**OBJECTIVE**
In this exercise, reproduce all the entries that follow exactly.

**DATA FOR THE TASK**
○ ○ ○ ○ ○ ○ ○

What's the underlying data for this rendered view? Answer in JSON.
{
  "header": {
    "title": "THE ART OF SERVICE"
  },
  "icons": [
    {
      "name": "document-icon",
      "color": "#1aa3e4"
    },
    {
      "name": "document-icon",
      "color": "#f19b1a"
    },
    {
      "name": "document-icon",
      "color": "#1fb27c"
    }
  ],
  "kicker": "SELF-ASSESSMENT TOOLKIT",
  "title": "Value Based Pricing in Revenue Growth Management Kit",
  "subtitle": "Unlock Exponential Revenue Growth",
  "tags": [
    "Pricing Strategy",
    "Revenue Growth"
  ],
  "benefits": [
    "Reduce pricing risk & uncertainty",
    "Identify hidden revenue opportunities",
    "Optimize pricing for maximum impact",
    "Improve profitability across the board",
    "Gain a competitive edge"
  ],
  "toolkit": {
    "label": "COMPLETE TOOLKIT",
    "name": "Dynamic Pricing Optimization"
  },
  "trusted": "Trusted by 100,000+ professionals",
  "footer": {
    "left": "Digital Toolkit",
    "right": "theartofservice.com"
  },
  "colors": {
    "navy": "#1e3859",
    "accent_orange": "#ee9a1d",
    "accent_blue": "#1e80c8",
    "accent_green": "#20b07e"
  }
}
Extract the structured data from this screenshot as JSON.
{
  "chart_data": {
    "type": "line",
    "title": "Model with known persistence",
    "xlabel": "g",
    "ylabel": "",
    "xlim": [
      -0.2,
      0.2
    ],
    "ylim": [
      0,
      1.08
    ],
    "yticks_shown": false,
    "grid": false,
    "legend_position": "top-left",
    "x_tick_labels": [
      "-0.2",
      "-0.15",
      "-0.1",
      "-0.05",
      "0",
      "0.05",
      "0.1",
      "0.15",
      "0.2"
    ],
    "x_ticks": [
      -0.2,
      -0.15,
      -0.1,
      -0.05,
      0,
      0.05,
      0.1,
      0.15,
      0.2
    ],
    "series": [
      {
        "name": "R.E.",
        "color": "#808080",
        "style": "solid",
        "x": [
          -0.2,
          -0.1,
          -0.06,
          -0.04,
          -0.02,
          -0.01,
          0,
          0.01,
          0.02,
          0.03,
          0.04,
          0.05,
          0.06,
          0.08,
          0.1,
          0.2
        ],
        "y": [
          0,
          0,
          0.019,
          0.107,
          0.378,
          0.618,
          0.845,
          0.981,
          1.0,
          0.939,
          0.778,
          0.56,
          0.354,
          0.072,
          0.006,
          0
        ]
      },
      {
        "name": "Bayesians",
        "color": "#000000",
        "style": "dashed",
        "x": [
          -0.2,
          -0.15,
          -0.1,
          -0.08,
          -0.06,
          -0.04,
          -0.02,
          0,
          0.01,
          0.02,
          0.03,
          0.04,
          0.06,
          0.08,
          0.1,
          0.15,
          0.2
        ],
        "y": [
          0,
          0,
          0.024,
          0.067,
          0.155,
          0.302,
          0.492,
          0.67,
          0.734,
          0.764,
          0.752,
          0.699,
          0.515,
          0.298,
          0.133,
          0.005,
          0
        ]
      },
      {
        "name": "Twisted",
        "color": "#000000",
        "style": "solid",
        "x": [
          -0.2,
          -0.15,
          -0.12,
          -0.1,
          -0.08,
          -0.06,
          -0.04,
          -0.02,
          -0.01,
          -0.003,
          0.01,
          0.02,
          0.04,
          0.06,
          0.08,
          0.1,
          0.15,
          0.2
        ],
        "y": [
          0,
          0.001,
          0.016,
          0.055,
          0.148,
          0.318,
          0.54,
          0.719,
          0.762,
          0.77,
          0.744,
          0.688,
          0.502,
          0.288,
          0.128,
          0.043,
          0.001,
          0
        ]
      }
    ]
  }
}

○ ○ ○ ○ ○ ○ ○

**TASK ANSWER**
What's the underlying data for this rendered view? Answer in JSON.
{
  "header": {
    "title": "THE ART OF SERVICE"
  },
  "icons": [
    {
      "name": "document-icon",
      "color": "#1aa3e4"
    },
    {
      "name": "document-icon",
      "color": "#f19b1a"
    },
    {
      "name": "document-icon",
      "color": "#1fb27c"
    }
  ],
  "kicker": "SELF-ASSESSMENT TOOLKIT",
  "title": "Value Based Pricing in Revenue Growth Management Kit",
  "subtitle": "Unlock Exponential Revenue Growth",
  "tags": [
    "Pricing Strategy",
    "Revenue Growth"
  ],
  "benefits": [
    "Reduce pricing risk & uncertainty",
    "Identify hidden revenue opportunities",
    "Optimize pricing for maximum impact",
    "Improve profitability across the board",
    "Gain a competitive edge"
  ],
  "toolkit": {
    "label": "COMPLETE TOOLKIT",
    "name": "Dynamic Pricing Optimization"
  },
  "trusted": "Trusted by 100,000+ professionals",
  "footer": {
    "left": "Digital Toolkit",
    "right": "theartofservice.com"
  },
  "colors": {
    "navy": "#1e3859",
    "accent_orange": "#ee9a1d",
    "accent_blue": "#1e80c8",
    "accent_green": "#20b07e"
  }
}
Extract the structured data from this screenshot as JSON.
{
  "chart_data": {
    "type": "line",
    "title": "Model with known persistence",
    "xlabel": "g",
    "ylabel": "",
    "xlim": [
      -0.2,
      0.2
    ],
    "ylim": [
      0,
      1.08
    ],
    "yticks_shown": false,
    "grid": false,
    "legend_position": "top-left",
    "x_tick_labels": [
      "-0.2",
      "-0.15",
      "-0.1",
      "-0.05",
      "0",
      "0.05",
      "0.1",
      "0.15",
      "0.2"
    ],
    "x_ticks": [
      -0.2,
      -0.15,
      -0.1,
      -0.05,
      0,
      0.05,
      0.1,
      0.15,
      0.2
    ],
    "series": [
      {
        "name": "R.E.",
        "color": "#808080",
        "style": "solid",
        "x": [
          -0.2,
          -0.1,
          -0.06,
          -0.04,
          -0.02,
          -0.01,
          0,
          0.01,
          0.02,
          0.03,
          0.04,
          0.05,
          0.06,
          0.08,
          0.1,
          0.2
        ],
        "y": [
          0,
          0,
          0.019,
          0.107,
          0.378,
          0.618,
          0.845,
          0.981,
          1.0,
          0.939,
          0.778,
          0.56,
          0.354,
          0.072,
          0.006,
          0
        ]
      },
      {
        "name": "Bayesians",
        "color": "#000000",
        "style": "dashed",
        "x": [
          -0.2,
          -0.15,
          -0.1,
          -0.08,
          -0.06,
          -0.04,
          -0.02,
          0,
          0.01,
          0.02,
          0.03,
          0.04,
          0.06,
          0.08,
          0.1,
          0.15,
          0.2
        ],
        "y": [
          0,
          0,
          0.024,
          0.067,
          0.155,
          0.302,
          0.492,
          0.67,
          0.734,
          0.764,
          0.752,
          0.699,
          0.515,
          0.298,
          0.133,
          0.005,
          0
        ]
      },
      {
        "name": "Twisted",
        "color": "#000000",
        "style": "solid",
        "x": [
          -0.2,
          -0.15,
          -0.12,
          -0.1,
          -0.08,
          -0.06,
          -0.04,
          -0.02,
          -0.01,
          -0.003,
          0.01,
          0.02,
          0.04,
          0.06,
          0.08,
          0.1,
          0.15,
          0.2
        ],
        "y": [
          0,
          0.001,
          0.016,
          0.055,
          0.148,
          0.318,
          0.54,
          0.719,
          0.762,
          0.77,
          0.744,
          0.688,
          0.502,
          0.288,
          0.128,
          0.043,
          0.001,
          0
        ]
      }
    ]
  }
}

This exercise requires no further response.